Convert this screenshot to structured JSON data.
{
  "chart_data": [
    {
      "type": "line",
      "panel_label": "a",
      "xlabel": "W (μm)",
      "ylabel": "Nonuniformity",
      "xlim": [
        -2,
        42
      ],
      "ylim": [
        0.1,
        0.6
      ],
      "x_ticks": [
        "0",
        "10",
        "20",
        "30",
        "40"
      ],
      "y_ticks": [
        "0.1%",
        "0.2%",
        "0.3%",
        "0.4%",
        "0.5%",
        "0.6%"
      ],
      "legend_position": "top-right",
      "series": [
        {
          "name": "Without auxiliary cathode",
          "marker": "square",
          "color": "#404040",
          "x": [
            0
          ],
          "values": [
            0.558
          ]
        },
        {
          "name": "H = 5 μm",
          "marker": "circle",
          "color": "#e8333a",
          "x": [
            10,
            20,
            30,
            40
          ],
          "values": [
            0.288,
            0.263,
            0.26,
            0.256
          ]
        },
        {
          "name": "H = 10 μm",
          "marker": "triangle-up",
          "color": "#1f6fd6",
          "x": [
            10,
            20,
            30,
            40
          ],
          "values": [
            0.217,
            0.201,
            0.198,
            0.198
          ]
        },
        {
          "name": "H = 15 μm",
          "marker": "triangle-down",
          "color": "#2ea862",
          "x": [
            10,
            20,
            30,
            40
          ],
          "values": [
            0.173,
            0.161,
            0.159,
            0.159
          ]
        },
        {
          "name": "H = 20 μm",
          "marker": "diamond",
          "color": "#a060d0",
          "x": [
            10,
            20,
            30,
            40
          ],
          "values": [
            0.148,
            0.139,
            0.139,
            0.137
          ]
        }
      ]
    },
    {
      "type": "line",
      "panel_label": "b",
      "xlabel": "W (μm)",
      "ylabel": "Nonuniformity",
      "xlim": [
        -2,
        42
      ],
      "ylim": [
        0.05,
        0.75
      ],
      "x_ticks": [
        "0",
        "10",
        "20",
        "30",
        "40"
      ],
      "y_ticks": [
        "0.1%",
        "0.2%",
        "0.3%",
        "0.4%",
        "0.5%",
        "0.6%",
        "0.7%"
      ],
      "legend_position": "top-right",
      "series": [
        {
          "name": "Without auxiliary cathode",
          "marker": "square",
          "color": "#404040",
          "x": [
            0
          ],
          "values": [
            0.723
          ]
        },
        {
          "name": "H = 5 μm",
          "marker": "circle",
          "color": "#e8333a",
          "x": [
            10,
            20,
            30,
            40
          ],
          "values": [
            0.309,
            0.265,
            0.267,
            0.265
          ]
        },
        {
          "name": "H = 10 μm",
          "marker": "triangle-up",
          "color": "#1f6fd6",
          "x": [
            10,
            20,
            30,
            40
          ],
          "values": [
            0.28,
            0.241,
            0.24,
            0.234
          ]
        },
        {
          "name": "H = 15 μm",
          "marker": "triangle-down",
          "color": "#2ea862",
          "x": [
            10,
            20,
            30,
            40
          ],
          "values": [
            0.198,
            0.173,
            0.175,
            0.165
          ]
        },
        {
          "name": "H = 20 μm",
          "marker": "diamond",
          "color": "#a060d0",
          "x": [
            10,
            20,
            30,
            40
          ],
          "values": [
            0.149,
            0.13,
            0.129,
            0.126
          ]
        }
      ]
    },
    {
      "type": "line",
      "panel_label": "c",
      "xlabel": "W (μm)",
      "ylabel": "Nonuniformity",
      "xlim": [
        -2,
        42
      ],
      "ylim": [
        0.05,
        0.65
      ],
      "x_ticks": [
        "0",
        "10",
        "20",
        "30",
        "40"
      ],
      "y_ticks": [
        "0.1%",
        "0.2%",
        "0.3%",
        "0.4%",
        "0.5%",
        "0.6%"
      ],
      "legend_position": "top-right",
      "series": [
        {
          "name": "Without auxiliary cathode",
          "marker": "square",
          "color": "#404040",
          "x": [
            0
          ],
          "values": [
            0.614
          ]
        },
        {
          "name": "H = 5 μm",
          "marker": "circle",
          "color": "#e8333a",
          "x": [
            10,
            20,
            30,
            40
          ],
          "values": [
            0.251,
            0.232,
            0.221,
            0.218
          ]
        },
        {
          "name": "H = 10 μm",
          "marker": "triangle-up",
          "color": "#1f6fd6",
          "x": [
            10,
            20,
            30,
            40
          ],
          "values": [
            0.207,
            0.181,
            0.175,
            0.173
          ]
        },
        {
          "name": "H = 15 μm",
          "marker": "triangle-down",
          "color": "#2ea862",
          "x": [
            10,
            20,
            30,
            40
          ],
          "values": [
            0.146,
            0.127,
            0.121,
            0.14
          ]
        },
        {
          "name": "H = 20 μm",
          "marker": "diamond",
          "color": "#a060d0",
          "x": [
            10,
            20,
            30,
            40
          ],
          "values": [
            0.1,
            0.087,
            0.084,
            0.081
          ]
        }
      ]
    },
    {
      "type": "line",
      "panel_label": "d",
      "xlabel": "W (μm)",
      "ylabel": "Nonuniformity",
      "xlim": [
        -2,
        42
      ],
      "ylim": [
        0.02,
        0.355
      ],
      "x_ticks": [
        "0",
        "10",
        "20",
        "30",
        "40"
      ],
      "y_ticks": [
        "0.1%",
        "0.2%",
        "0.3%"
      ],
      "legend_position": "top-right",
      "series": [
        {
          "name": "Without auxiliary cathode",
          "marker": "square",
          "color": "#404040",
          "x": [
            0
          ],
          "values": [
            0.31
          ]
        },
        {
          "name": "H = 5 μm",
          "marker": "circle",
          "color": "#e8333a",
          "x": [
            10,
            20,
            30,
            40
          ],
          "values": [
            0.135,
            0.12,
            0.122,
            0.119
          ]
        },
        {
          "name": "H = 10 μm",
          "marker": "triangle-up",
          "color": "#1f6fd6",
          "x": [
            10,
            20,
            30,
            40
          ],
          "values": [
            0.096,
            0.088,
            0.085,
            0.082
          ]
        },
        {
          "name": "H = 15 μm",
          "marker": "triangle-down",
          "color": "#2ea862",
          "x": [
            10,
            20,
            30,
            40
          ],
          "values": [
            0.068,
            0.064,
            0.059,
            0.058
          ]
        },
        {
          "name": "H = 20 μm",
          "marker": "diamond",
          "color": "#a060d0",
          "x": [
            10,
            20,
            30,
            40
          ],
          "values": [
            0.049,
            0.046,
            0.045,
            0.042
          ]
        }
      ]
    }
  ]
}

______________________________

§ **INSTRUCTION**
Write out the whole listing exactly.

§ **RIGHT ANSWER**
Convert this screenshot to structured JSON data.
{
  "chart_data": [
    {
      "type": "line",
      "panel_label": "a",
      "xlabel": "W (μm)",
      "ylabel": "Nonuniformity",
      "xlim": [
        -2,
        42
      ],
      "ylim": [
        0.1,
        0.6
      ],
      "x_ticks": [
        "0",
        "10",
        "20",
        "30",
        "40"
      ],
      "y_ticks": [
        "0.1%",
        "0.2%",
        "0.3%",
        "0.4%",
        "0.5%",
        "0.6%"
      ],
      "legend_position": "top-right",
      "series": [
        {
          "name": "Without auxiliary cathode",
          "marker": "square",
          "color": "#404040",
          "x": [
            0
          ],
          "values": [
            0.558
          ]
        },
        {
          "name": "H = 5 μm",
          "marker": "circle",
          "color": "#e8333a",
          "x": [
            10,
            20,
            30,
            40
          ],
          "values": [
            0.288,
            0.263,
            0.26,
            0.256
          ]
        },
        {
          "name": "H = 10 μm",
          "marker": "triangle-up",
          "color": "#1f6fd6",
          "x": [
            10,
            20,
            30,
            40
          ],
          "values": [
            0.217,
            0.201,
            0.198,
            0.198
          ]
        },
        {
          "name": "H = 15 μm",
          "marker": "triangle-down",
          "color": "#2ea862",
          "x": [
            10,
            20,
            30,
            40
          ],
          "values": [
            0.173,
            0.161,
            0.159,
            0.159
          ]
        },
        {
          "name": "H = 20 μm",
          "marker": "diamond",
          "color": "#a060d0",
          "x": [
            10,
            20,
            30,
            40
          ],
          "values": [
            0.148,
            0.139,
            0.139,
            0.137
          ]
        }
      ]
    },
    {
      "type": "line",
      "panel_label": "b",
      "xlabel": "W (μm)",
      "ylabel": "Nonuniformity",
      "xlim": [
        -2,
        42
      ],
      "ylim": [
        0.05,
        0.75
      ],
      "x_ticks": [
        "0",
        "10",
        "20",
        "30",
        "40"
      ],
      "y_ticks": [
        "0.1%",
        "0.2%",
        "0.3%",
        "0.4%",
        "0.5%",
        "0.6%",
        "0.7%"
      ],
      "legend_position": "top-right",
      "series": [
        {
          "name": "Without auxiliary cathode",
          "marker": "square",
          "color": "#404040",
          "x": [
            0
          ],
          "values": [
            0.723
          ]
        },
        {
          "name": "H = 5 μm",
          "marker": "circle",
          "color": "#e8333a",
          "x": [
            10,
            20,
            30,
            40
          ],
          "values": [
            0.309,
            0.265,
            0.267,
            0.265
          ]
        },
        {
          "name": "H = 10 μm",
          "marker": "triangle-up",
          "color": "#1f6fd6",
          "x": [
            10,
            20,
            30,
            40
          ],
          "values": [
            0.28,
            0.241,
            0.24,
            0.234
          ]
        },
        {
          "name": "H = 15 μm",
          "marker": "triangle-down",
          "color": "#2ea862",
          "x": [
            10,
            20,
            30,
            40
          ],
          "values": [
            0.198,
            0.173,
            0.175,
            0.165
          ]
        },
        {
          "name": "H = 20 μm",
          "marker": "diamond",
          "color": "#a060d0",
          "x": [
            10,
            20,
            30,
            40
          ],
          "values": [
            0.149,
            0.13,
            0.129,
            0.126
          ]
        }
      ]
    },
    {
      "type": "line",
      "panel_label": "c",
      "xlabel": "W (μm)",
      "ylabel": "Nonuniformity",
      "xlim": [
        -2,
        42
      ],
      "ylim": [
        0.05,
        0.65
      ],
      "x_ticks": [
        "0",
        "10",
        "20",
        "30",
        "40"
      ],
      "y_ticks": [
        "0.1%",
        "0.2%",
        "0.3%",
        "0.4%",
        "0.5%",
        "0.6%"
      ],
      "legend_position": "top-right",
      "series": [
        {
          "name": "Without auxiliary cathode",
          "marker": "square",
          "color": "#404040",
          "x": [
            0
          ],
          "values": [
            0.614
          ]
        },
        {
          "name": "H = 5 μm",
          "marker": "circle",
          "color": "#e8333a",
          "x": [
            10,
            20,
            30,
            40
          ],
          "values": [
            0.251,
            0.232,
            0.221,
            0.218
          ]
        },
        {
          "name": "H = 10 μm",
          "marker": "triangle-up",
          "color": "#1f6fd6",
          "x": [
            10,
            20,
            30,
            40
          ],
          "values": [
            0.207,
            0.181,
            0.175,
            0.173
          ]
        },
        {
          "name": "H = 15 μm",
          "marker": "triangle-down",
          "color": "#2ea862",
          "x": [
            10,
            20,
            30,
            40
          ],
          "values": [
            0.146,
            0.127,
            0.121,
            0.14
          ]
        },
        {
          "name": "H = 20 μm",
          "marker": "diamond",
          "color": "#a060d0",
          "x": [
            10,
            20,
            30,
            40
          ],
          "values": [
            0.1,
            0.087,
            0.084,
            0.081
          ]
        }
      ]
    },
    {
      "type": "line",
      "panel_label": "d",
      "xlabel": "W (μm)",
      "ylabel": "Nonuniformity",
      "xlim": [
        -2,
        42
      ],
      "ylim": [
        0.02,
        0.355
      ],
      "x_ticks": [
        "0",
        "10",
        "20",
        "30",
        "40"
      ],
      "y_ticks": [
        "0.1%",
        "0.2%",
        "0.3%"
      ],
      "legend_position": "top-right",
      "series": [
        {
          "name": "Without auxiliary cathode",
          "marker": "square",
          "color": "#404040",
          "x": [
            0
          ],
          "values": [
            0.31
          ]
        },
        {
          "name": "H = 5 μm",
          "marker": "circle",
          "color": "#e8333a",
          "x": [
            10,
            20,
            30,
            40
          ],
          "values": [
            0.135,
            0.12,
            0.122,
            0.119
          ]
        },
        {
          "name": "H = 10 μm",
          "marker": "triangle-up",
          "color": "#1f6fd6",
          "x": [
            10,
            20,
            30,
            40
          ],
          "values": [
            0.096,
            0.088,
            0.085,
            0.082
          ]
        },
        {
          "name": "H = 15 μm",
          "marker": "triangle-down",
          "color": "#2ea862",
          "x": [
            10,
            20,
            30,
            40
          ],
          "values": [
            0.068,
            0.064,
            0.059,
            0.058
          ]
        },
        {
          "name": "H = 20 μm",
          "marker": "diamond",
          "color": "#a060d0",
          "x": [
            10,
            20,
            30,
            40
          ],
          "values": [
            0.049,
            0.046,
            0.045,
            0.042
          ]
        }
      ]
    }
  ]
}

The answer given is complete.